Going through the material below, please gather all lines with the word "text" in them.

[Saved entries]
-- Start --

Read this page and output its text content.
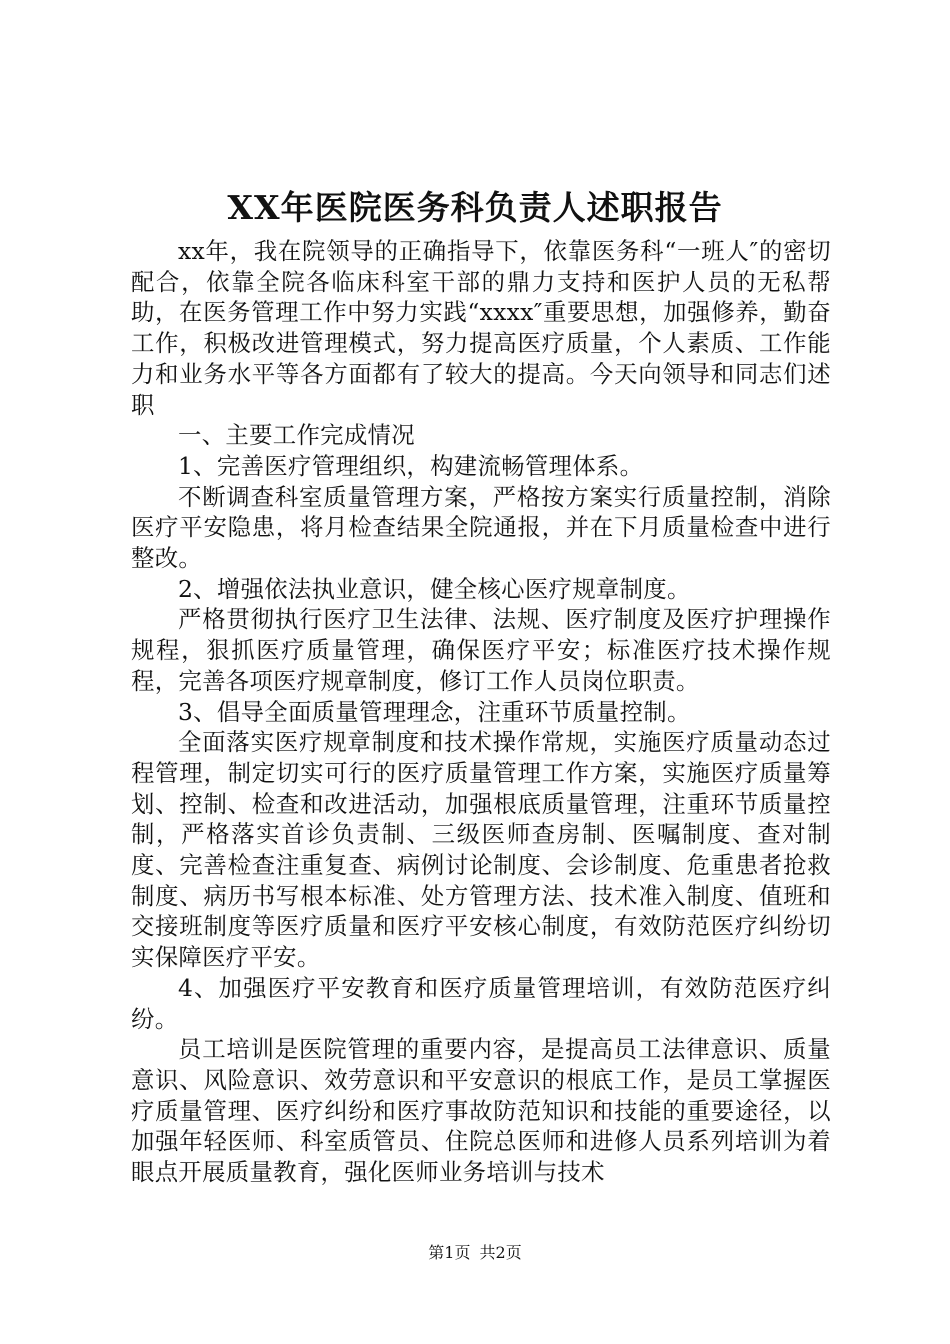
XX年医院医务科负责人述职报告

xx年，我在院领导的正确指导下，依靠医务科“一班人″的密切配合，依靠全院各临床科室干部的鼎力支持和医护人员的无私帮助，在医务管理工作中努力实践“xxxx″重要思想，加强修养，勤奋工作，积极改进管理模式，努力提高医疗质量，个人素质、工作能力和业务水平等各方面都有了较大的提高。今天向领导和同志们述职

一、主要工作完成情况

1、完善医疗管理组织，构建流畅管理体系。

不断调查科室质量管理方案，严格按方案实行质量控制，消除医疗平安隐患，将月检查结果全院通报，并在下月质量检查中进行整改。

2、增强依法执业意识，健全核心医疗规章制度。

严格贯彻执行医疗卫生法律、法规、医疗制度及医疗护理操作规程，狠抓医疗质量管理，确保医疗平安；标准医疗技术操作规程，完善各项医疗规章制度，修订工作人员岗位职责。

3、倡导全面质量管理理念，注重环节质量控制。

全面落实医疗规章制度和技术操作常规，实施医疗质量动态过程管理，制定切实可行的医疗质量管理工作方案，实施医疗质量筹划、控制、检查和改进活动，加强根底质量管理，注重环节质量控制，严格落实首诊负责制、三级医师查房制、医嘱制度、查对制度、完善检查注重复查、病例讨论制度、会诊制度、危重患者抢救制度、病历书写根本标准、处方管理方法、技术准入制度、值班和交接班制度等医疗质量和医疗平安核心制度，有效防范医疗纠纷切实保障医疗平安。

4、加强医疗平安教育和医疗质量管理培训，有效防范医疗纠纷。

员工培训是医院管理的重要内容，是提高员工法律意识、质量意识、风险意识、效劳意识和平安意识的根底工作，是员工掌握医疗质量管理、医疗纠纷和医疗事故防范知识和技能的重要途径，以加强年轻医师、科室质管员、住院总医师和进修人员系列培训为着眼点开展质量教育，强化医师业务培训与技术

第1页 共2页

-- End --
-- Start --

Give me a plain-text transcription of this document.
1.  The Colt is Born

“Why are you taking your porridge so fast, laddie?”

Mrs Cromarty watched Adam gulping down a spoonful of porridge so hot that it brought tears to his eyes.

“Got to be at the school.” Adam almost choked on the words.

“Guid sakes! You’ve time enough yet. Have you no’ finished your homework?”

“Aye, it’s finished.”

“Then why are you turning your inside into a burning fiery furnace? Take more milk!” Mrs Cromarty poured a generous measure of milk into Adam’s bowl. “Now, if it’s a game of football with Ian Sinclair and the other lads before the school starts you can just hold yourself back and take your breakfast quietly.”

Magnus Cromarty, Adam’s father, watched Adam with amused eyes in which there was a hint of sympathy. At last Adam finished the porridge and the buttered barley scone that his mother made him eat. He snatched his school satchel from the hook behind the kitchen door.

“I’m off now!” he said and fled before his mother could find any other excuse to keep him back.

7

-- End --

### Answer to the problem
Read this page and output its text content.
Give me a plain-text transcription of this document.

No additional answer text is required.